Copy each line containing the word "content" from the records that follow, please.
** Start of Listed records **
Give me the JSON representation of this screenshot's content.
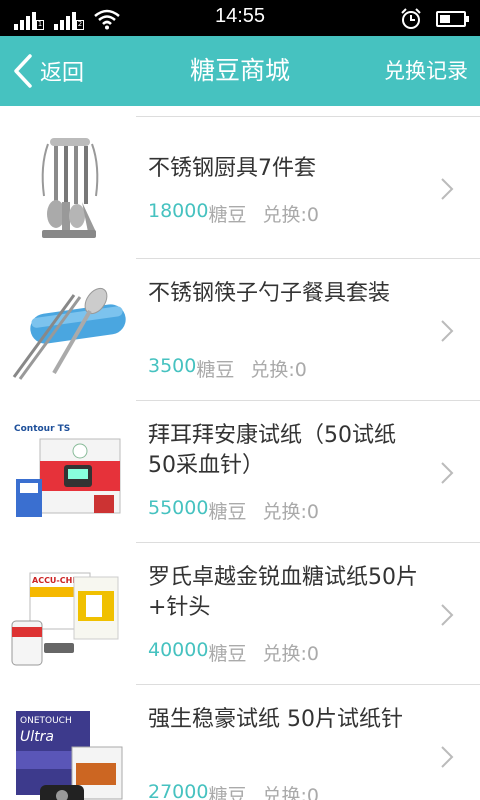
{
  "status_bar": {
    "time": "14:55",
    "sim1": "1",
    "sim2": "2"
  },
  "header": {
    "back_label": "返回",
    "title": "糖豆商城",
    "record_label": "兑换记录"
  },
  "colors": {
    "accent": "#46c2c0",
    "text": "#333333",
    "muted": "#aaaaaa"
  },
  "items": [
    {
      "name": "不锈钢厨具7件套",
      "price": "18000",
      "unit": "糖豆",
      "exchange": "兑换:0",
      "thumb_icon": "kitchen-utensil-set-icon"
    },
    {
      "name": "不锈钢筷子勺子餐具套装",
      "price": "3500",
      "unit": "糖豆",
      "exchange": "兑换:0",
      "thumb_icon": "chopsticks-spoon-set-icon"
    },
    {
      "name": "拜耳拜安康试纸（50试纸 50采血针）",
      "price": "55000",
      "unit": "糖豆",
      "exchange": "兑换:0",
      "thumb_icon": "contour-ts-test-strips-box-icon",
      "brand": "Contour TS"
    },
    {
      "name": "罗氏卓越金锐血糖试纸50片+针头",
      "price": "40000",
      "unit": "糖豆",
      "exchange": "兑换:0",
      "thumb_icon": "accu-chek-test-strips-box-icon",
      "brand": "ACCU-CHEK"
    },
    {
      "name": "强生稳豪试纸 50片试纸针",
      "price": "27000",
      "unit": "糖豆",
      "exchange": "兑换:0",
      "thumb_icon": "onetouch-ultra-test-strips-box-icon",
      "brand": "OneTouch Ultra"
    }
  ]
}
** End of Listed records **
** Start of Listed records **
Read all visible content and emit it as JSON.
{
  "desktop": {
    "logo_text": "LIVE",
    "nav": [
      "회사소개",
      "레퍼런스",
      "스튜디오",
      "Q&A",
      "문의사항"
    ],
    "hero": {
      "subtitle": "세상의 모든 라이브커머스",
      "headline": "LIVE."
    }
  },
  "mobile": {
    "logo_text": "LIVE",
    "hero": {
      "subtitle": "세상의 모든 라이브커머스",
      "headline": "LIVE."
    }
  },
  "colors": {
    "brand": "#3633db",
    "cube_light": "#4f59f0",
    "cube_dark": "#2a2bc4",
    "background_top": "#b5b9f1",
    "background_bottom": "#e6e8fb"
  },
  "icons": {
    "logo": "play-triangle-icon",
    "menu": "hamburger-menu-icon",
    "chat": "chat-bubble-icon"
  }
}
** End of Listed records **
__Full answer__:
Give me the JSON representation of this screenshot's content.
Read all visible content and emit it as JSON.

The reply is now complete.